● Required actions:
• 1. According to the Dorothy Jinarajadasa article, on what date did she marry Curuppumullage Jinarajadasa?
• 2. Using the Dorothy Jinarajadasa article, explain in one to three sentences how the Women's Indian Association came to have branches across India.
• 3. List every initial purpose of the Women's Indian Association that the Dorothy Jinarajadasa article gives.

● Document:
__________
= Dorothy Jinarajadasa =

English feminist, suffragette and writer

Dorothy Jinarajadasa (born Dorothy May Graham; 19 March 1881 - 13 January 1963) was an English feminist, suffragette, and writer based in India. Along with Margaret Cousins and Annie Besant, she established the Women's Indian Association in 1917, and was active in efforts to end child marriage and female illiteracy in India. She was a justice of the peace for Madras, and an active Theosophist. She is one of the earliest members of the suffragist movement in India, and is known for her efforts to build transnational networks between suffrage movements.

== Biography ==
She was born as Dorothy May Graham in the United Kingdom, and married Sri Lankan Theosophist, Curuppumullage Jinarajadasa on 11 November 1916. They had met in Adyar, in meetings of the Theosophical Society, and had traveled back to London to be married.

== Career ==
Jinarajadasa was active in efforts to establish suffrage for women in the United Kingdom as well as in India, and was arrested (but not charged) for her participation in protests for the British suffrage movement.

In 1917, she established the Women's Indian Association (WIA) along with Margaret Cousins and Annie Besant. The organization was conceived of by Cousins and Jinarajadasa, who met at the Theosophical Society in Adyar, where Jinarajadasa and her husband were living, and where she served as a justice of the peace. The initial purpose of the organization was to encourage women's sports, as well as to promote women's education and craft. Once established, Jinarajadasa reached out to the Theosophical Society to invite them to establish similar branches of the Women's India Association across India. Through her efforts, forty-three additional branches were established over the following year. Jinarajadasa served as the first secretary of the organization. The WIA was very politically active, advocating against child marriage, engaging in philanthropy, and supporting suffragist efforts. In 1918, Cousins and Jinarajadasa founded Stri Dharma, a women's magazine that they edited, and which carried articles concerning women's welfare, and Jinarajadasa contributed extensively to the magazine as well as editing it. Jinarajadasa had previously established a smaller women's organisation in Madanapalle. Along with Hannah Sen, Jinarajadasa advocated for the involvement of Indian women in the suffrage movement, and protested against Western misrepresentations of Indian religious and cultural practices.
__________
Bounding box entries
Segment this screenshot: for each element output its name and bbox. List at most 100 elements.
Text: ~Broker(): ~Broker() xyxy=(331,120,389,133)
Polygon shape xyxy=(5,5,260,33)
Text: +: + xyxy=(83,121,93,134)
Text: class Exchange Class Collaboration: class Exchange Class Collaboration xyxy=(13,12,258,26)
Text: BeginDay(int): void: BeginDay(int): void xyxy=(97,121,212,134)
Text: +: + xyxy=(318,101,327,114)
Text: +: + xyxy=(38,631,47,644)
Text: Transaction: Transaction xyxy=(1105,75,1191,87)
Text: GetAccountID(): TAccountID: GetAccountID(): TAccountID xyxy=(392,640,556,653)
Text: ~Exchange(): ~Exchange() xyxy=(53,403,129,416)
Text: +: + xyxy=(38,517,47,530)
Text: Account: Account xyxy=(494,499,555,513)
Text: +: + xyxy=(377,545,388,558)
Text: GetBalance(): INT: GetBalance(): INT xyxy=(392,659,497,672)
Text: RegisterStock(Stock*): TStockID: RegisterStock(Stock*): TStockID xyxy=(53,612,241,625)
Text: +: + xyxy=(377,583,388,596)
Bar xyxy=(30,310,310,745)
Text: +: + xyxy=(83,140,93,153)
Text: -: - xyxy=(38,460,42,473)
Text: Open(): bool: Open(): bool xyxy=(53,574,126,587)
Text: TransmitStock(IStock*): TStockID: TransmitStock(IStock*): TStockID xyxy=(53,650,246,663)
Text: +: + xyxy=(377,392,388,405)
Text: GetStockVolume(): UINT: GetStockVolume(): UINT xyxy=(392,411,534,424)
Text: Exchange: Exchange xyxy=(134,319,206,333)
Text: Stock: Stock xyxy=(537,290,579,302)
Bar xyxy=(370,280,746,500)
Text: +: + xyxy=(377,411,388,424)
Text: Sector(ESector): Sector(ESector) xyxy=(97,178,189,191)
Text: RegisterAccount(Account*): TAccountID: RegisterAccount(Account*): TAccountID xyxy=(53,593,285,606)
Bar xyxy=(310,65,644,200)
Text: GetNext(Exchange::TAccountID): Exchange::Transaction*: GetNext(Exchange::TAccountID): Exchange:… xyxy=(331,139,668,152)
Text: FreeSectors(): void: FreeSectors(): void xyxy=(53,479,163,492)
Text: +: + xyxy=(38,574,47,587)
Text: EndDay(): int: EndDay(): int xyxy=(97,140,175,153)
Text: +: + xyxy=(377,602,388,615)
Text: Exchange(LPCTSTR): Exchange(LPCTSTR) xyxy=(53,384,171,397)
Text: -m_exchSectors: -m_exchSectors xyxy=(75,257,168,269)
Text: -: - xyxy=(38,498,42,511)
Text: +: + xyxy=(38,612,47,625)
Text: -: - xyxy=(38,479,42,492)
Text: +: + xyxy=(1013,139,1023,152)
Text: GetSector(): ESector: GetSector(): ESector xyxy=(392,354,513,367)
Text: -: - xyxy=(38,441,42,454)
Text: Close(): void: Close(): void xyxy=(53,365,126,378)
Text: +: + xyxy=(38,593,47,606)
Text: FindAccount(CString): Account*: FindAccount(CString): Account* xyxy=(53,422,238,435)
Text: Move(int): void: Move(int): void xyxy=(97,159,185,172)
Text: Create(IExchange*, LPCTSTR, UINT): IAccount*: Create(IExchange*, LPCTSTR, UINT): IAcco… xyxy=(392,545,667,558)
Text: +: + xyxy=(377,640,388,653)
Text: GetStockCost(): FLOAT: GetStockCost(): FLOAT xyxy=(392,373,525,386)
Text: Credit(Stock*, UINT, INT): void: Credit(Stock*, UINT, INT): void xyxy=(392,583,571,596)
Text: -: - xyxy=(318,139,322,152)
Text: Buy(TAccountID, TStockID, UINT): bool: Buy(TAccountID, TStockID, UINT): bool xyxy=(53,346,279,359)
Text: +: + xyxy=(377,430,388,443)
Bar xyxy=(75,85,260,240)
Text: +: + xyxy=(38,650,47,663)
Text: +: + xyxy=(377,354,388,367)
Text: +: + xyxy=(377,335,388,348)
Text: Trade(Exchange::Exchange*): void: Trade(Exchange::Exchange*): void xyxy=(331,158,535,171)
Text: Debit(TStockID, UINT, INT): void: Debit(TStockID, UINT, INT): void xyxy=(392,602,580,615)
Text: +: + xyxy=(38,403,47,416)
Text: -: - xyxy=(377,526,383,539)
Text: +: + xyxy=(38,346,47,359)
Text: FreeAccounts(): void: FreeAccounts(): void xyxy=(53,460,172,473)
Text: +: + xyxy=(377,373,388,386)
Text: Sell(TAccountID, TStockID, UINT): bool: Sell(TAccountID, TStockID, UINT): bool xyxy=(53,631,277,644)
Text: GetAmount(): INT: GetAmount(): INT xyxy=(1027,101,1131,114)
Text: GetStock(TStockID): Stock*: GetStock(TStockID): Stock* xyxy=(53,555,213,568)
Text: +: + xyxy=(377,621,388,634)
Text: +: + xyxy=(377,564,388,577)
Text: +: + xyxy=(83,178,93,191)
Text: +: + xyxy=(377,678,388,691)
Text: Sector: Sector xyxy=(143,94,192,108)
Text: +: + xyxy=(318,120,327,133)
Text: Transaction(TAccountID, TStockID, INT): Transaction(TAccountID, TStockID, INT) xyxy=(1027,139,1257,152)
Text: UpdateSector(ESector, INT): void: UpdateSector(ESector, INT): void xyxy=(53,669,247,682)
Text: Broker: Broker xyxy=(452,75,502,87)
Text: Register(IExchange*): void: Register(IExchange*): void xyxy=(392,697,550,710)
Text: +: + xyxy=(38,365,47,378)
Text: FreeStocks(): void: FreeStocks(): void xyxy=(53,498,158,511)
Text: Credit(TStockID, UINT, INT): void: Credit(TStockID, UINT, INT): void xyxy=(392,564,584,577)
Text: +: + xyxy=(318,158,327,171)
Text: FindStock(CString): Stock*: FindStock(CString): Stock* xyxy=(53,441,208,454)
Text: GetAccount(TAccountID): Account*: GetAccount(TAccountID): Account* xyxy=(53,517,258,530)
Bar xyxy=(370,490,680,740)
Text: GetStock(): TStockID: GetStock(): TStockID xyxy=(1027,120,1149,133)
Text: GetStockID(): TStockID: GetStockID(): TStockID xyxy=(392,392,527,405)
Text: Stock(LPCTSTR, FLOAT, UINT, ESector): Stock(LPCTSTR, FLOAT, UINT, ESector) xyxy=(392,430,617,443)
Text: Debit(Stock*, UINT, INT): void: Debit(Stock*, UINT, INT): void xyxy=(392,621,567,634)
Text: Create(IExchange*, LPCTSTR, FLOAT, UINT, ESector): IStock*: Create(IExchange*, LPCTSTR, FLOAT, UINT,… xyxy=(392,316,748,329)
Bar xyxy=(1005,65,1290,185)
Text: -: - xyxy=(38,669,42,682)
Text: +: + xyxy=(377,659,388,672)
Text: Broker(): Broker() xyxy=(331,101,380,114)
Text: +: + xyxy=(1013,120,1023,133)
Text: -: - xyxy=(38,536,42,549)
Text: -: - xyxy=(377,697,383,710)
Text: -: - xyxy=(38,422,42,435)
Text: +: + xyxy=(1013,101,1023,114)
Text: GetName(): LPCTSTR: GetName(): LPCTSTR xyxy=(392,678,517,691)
__________
● Responses to the tasks:
• 1. 11 November 1916

• 2. Once the association was set up, Jinarajadasa reached out to the Theosophical Society and invited it to establish similar branches across India. Through her efforts, forty-three additional branches were established over the following year.

• 3.
- Encouraging women's sports
- Promoting women's education
- Promoting women's craft